**Directions for this task**. Write out, unchanged, the lines from the one holding "What does this" to the close of the listing. Both the first and last lines belong in it.

**Saved entries**.
┄┄┄┄┄┄┄┄┄┄┄┄┄┄┄┄┄┄┄┄
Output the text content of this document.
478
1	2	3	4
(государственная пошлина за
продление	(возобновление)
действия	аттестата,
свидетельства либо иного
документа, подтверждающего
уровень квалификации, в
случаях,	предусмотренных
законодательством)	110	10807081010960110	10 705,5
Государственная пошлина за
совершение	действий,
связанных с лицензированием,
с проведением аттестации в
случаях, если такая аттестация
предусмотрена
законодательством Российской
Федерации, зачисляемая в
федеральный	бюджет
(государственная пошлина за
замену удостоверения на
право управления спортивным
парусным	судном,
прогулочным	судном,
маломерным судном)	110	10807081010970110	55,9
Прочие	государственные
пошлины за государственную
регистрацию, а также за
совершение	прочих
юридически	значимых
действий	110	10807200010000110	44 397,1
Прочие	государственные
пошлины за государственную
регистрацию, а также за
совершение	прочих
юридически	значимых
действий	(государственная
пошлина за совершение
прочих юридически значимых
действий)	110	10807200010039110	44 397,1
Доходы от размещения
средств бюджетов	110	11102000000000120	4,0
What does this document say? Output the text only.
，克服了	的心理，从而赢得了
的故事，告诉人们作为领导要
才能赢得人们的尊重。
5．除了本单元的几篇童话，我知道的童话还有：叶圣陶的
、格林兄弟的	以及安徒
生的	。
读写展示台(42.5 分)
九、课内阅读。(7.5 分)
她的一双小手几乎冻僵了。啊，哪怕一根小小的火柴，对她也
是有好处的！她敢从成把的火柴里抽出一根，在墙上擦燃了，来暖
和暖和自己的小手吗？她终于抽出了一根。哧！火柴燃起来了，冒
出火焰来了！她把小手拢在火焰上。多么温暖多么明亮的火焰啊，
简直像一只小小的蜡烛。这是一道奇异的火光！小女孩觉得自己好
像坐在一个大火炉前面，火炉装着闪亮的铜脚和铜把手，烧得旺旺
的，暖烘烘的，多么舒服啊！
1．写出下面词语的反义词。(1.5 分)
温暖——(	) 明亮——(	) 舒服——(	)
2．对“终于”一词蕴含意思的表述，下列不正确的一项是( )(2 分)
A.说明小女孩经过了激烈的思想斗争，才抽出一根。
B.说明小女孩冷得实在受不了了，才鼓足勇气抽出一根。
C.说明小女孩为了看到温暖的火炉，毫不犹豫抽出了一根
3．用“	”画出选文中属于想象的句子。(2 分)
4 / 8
┄┄┄┄┄┄┄┄┄┄┄┄┄┄┄┄┄┄┄┄
**Exercise answer**.
What does this document say? Output the text only.
，克服了	的心理，从而赢得了
的故事，告诉人们作为领导要
才能赢得人们的尊重。
5．除了本单元的几篇童话，我知道的童话还有：叶圣陶的
、格林兄弟的	以及安徒
生的	。
读写展示台(42.5 分)
九、课内阅读。(7.5 分)
她的一双小手几乎冻僵了。啊，哪怕一根小小的火柴，对她也
是有好处的！她敢从成把的火柴里抽出一根，在墙上擦燃了，来暖
和暖和自己的小手吗？她终于抽出了一根。哧！火柴燃起来了，冒
出火焰来了！她把小手拢在火焰上。多么温暖多么明亮的火焰啊，
简直像一只小小的蜡烛。这是一道奇异的火光！小女孩觉得自己好
像坐在一个大火炉前面，火炉装着闪亮的铜脚和铜把手，烧得旺旺
的，暖烘烘的，多么舒服啊！
1．写出下面词语的反义词。(1.5 分)
温暖——(	) 明亮——(	) 舒服——(	)
2．对“终于”一词蕴含意思的表述，下列不正确的一项是( )(2 分)
A.说明小女孩经过了激烈的思想斗争，才抽出一根。
B.说明小女孩冷得实在受不了了，才鼓足勇气抽出一根。
C.说明小女孩为了看到温暖的火炉，毫不犹豫抽出了一根
3．用“	”画出选文中属于想象的句子。(2 分)
4 / 8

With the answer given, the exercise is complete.